[Dataset excerpts]
— START —
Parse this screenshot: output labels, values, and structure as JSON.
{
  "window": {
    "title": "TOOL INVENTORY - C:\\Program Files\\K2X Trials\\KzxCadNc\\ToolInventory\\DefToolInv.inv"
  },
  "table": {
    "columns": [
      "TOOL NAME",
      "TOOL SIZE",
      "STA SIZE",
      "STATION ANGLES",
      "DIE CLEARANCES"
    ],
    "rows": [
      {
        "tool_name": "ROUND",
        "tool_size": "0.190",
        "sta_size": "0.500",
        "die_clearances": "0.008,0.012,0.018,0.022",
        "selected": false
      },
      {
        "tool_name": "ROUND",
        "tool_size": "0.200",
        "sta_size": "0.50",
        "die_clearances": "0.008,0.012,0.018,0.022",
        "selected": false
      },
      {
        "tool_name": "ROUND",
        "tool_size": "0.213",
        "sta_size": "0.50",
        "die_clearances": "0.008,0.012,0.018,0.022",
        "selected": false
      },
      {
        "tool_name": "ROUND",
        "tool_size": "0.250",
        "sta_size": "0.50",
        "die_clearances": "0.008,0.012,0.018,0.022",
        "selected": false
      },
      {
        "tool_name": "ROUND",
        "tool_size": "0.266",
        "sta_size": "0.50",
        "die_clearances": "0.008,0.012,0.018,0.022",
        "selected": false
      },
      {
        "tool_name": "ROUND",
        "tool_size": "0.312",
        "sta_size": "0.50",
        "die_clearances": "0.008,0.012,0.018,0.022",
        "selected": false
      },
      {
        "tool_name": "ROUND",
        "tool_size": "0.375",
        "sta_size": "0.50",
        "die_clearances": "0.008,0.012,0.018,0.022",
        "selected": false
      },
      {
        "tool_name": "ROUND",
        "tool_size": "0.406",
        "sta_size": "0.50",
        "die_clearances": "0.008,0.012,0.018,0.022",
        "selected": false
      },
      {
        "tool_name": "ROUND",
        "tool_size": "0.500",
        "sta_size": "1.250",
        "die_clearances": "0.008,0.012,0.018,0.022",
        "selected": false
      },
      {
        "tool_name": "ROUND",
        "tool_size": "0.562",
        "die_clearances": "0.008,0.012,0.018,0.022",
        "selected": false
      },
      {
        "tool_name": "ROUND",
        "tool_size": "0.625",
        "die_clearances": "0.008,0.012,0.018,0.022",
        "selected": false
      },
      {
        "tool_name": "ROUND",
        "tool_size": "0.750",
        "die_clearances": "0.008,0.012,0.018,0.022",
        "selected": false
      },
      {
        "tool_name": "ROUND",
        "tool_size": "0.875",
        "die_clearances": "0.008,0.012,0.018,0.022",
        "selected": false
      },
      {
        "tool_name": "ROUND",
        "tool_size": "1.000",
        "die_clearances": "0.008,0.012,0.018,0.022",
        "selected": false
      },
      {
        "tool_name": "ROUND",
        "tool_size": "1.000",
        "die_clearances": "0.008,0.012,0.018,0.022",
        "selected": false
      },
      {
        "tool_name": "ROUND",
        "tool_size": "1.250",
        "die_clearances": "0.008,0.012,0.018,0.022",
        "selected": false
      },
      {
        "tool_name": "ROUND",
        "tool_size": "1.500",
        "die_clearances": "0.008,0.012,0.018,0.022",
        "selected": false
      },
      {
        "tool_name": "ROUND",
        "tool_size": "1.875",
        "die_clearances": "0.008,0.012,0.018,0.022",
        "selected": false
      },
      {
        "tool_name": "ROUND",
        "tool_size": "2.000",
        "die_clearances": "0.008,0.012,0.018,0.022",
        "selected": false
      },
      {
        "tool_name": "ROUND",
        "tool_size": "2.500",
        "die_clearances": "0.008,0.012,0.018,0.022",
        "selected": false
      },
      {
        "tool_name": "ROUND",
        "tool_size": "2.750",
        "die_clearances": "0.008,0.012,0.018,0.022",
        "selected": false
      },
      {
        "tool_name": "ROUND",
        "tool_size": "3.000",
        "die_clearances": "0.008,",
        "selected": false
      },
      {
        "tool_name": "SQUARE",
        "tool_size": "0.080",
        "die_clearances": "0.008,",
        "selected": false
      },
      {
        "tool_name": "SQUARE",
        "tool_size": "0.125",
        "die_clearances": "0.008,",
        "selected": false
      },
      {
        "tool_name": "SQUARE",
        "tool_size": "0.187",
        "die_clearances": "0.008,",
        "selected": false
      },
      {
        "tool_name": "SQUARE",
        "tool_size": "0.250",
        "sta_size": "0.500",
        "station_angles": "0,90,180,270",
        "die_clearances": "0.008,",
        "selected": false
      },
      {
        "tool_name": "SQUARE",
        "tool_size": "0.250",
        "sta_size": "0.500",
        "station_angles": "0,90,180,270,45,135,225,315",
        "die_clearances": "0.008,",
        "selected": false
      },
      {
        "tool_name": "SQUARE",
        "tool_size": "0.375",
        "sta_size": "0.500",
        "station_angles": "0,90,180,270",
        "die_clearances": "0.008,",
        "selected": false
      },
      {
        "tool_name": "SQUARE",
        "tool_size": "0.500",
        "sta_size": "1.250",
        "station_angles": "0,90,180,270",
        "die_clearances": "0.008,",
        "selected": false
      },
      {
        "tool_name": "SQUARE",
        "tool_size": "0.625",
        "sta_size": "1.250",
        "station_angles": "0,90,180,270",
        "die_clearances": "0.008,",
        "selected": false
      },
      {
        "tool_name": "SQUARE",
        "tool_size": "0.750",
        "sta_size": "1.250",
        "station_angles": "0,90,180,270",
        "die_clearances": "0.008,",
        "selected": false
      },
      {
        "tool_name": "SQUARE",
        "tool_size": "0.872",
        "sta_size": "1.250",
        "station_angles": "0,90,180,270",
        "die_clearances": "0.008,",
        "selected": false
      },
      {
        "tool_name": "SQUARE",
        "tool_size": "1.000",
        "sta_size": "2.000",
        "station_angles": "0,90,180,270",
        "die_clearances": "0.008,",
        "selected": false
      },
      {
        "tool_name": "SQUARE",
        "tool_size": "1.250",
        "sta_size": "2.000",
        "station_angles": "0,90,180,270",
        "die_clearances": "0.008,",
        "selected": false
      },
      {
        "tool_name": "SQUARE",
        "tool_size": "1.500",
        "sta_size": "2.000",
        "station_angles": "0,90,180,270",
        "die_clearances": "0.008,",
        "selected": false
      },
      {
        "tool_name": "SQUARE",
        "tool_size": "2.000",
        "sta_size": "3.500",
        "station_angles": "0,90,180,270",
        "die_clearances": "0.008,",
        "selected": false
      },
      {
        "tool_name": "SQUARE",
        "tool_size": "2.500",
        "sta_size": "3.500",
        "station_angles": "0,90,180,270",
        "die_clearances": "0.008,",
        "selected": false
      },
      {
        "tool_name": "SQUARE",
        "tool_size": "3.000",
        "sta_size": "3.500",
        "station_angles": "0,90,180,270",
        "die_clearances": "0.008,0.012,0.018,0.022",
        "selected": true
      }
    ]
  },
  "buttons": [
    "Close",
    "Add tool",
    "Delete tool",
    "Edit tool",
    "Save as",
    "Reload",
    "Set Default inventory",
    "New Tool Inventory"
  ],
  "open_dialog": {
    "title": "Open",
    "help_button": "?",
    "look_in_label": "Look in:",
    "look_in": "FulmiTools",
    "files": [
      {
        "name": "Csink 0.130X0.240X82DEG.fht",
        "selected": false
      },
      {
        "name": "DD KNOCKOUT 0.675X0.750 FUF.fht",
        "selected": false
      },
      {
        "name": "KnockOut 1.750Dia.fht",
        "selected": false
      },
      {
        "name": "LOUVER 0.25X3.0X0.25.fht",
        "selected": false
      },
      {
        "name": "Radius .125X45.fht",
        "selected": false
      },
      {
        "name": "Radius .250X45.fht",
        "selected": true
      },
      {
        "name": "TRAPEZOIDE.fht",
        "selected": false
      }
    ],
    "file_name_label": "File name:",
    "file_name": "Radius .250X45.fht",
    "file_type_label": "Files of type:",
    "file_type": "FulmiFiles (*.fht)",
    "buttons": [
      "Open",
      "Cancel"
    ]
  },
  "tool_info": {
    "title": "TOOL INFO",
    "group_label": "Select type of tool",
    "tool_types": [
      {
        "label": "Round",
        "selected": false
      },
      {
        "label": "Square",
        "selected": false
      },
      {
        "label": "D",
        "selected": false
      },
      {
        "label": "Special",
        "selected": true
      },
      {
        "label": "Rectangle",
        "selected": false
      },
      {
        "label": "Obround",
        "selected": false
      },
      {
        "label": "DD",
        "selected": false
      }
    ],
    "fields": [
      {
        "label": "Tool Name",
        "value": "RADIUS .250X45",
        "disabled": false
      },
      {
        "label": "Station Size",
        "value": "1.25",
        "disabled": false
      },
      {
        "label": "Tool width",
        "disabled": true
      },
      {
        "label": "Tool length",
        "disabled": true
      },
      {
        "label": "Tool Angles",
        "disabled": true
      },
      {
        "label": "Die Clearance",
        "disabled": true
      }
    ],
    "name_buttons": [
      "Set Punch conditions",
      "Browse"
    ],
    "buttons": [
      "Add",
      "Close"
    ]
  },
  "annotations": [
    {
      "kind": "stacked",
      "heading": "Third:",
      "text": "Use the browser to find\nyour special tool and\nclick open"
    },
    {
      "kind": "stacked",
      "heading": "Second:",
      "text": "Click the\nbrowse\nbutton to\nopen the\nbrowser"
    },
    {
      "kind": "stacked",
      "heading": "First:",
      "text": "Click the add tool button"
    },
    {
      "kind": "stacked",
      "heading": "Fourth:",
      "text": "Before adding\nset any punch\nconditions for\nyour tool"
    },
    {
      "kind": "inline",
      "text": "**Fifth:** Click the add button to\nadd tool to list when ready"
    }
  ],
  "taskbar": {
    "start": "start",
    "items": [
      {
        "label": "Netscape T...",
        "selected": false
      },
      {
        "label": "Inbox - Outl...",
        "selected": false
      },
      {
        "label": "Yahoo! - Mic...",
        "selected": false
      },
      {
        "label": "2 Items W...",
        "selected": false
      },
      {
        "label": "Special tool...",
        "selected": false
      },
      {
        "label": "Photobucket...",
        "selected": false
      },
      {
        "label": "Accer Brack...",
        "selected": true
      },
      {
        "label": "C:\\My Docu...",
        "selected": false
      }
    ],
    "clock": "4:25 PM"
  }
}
— END —
- Exercise:
Among the lines above, determine how many hold the word "text"; report the figure alone.

- Solution to the problem:
5